■ GOAL: From the entries below, copy every line holding the word "ويقول".
--------------------------------------------------
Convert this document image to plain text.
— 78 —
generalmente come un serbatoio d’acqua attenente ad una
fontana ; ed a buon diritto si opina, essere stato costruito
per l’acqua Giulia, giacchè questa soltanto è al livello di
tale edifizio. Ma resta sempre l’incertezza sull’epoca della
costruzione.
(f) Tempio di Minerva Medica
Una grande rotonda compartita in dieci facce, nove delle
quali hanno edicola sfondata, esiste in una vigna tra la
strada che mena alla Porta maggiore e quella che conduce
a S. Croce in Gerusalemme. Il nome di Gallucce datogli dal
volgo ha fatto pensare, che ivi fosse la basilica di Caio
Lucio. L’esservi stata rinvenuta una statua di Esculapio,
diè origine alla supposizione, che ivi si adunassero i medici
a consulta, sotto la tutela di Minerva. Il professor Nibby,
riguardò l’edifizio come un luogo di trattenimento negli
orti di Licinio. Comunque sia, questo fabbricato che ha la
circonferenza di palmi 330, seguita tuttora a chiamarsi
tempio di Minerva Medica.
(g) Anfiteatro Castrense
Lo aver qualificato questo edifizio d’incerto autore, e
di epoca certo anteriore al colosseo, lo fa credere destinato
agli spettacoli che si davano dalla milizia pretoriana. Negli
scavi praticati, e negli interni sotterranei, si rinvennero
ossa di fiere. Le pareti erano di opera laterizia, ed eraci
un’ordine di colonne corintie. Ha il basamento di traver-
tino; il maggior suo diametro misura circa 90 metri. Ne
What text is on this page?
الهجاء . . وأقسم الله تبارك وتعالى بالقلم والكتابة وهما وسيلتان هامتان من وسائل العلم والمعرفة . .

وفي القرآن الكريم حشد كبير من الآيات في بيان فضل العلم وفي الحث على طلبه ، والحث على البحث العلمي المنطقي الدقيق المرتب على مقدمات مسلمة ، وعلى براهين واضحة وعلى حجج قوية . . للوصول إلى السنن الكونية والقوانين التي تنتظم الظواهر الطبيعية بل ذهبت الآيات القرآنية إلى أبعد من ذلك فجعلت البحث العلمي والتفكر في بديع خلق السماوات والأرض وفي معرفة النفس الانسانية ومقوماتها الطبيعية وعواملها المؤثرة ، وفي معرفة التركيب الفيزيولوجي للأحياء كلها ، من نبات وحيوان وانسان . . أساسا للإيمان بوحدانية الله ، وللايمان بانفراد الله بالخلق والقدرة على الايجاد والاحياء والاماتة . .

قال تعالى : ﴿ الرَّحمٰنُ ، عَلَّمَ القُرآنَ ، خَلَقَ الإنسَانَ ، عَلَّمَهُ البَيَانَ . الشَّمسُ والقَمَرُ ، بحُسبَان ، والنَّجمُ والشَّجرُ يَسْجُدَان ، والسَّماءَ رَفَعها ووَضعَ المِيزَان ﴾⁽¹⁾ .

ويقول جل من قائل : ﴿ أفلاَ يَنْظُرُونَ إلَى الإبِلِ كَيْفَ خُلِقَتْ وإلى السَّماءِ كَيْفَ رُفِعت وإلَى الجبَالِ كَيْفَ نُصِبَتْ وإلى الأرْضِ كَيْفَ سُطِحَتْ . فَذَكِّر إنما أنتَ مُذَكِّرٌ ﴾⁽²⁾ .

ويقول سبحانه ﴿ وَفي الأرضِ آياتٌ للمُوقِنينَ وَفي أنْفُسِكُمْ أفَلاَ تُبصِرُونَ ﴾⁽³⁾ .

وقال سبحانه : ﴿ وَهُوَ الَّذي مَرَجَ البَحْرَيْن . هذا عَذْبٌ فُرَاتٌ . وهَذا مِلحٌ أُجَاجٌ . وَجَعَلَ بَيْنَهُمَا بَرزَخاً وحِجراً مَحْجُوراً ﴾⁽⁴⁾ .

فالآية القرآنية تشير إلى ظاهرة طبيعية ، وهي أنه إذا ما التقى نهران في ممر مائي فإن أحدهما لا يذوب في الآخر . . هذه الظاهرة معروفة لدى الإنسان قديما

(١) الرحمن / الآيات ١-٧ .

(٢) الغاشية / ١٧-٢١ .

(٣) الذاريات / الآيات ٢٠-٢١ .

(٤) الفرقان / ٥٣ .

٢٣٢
--------------------------------------------------
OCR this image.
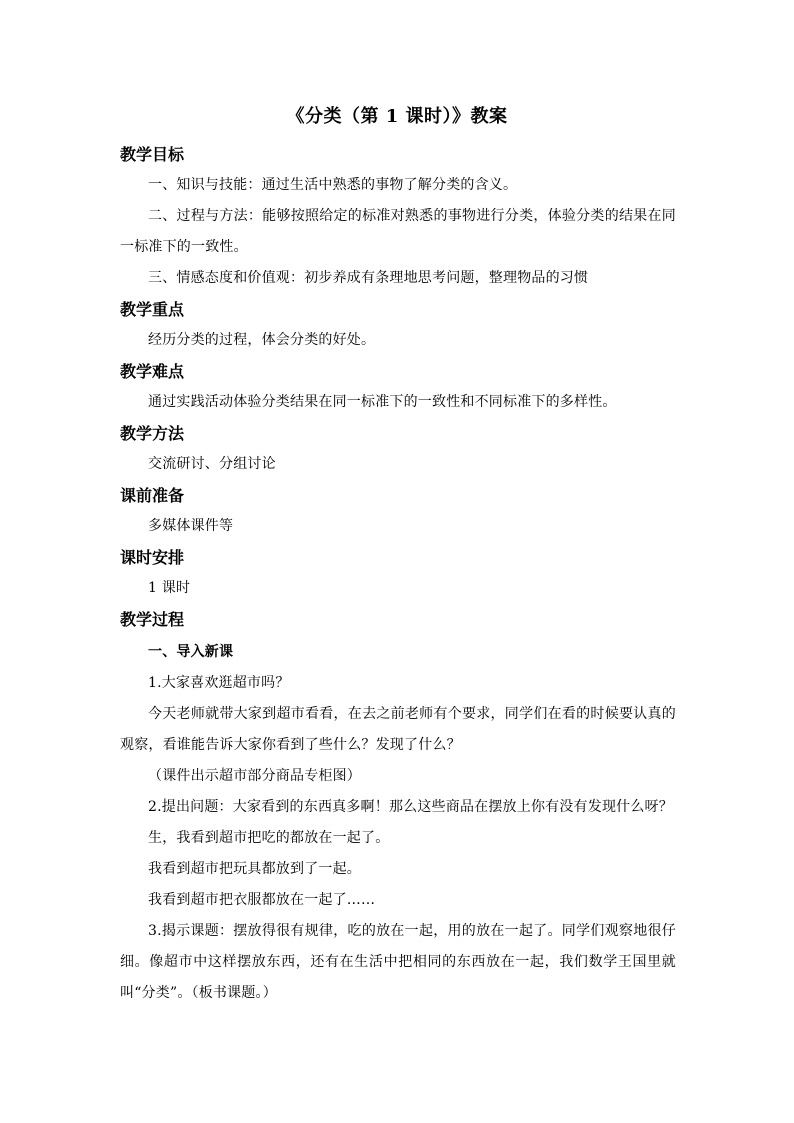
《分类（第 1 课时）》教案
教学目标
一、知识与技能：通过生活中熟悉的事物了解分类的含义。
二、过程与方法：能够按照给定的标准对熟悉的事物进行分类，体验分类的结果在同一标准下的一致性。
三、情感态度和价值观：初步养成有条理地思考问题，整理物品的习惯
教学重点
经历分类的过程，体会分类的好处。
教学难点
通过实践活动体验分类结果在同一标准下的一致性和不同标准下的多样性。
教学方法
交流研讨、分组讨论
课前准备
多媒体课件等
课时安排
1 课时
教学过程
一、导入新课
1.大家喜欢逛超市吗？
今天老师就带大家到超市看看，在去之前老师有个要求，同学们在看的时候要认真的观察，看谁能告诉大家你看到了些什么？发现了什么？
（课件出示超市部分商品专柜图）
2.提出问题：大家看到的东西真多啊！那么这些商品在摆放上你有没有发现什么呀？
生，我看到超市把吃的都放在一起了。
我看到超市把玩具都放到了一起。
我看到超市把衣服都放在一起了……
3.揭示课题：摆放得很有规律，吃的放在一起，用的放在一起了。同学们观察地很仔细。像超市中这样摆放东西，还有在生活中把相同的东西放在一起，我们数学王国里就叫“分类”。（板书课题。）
--------------------------------------------------
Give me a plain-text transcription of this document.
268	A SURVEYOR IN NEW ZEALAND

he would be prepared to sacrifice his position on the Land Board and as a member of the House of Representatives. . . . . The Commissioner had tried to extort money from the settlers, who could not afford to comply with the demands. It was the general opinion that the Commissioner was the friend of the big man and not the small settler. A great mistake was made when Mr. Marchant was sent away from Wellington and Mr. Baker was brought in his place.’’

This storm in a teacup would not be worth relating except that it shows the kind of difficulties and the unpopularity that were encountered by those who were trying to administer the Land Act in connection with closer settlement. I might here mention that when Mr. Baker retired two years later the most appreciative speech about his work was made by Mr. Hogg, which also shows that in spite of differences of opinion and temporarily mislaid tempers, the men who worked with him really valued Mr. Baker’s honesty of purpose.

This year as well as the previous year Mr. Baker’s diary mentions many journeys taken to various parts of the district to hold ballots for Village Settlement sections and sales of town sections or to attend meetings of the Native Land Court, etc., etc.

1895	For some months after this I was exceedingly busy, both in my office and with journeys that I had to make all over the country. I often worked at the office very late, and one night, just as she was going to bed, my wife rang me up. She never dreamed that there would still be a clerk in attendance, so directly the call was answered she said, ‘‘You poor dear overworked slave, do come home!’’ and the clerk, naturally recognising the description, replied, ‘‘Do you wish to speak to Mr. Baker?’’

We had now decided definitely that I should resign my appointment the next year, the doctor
--------------------------------------------------
■ RESPONSE TO THE EXERCISE:
ويقول جل من قائل : ﴿ أفلاَ يَنْظُرُونَ إلَى الإبِلِ كَيْفَ خُلِقَتْ وإلى السَّماءِ كَيْفَ رُفِعت وإلَى الجبَالِ كَيْفَ نُصِبَتْ وإلى الأرْضِ كَيْفَ سُطِحَتْ . فَذَكِّر إنما أنتَ مُذَكِّرٌ ﴾⁽²⁾ .
ويقول سبحانه ﴿ وَفي الأرضِ آياتٌ للمُوقِنينَ وَفي أنْفُسِكُمْ أفَلاَ تُبصِرُونَ ﴾⁽³⁾ .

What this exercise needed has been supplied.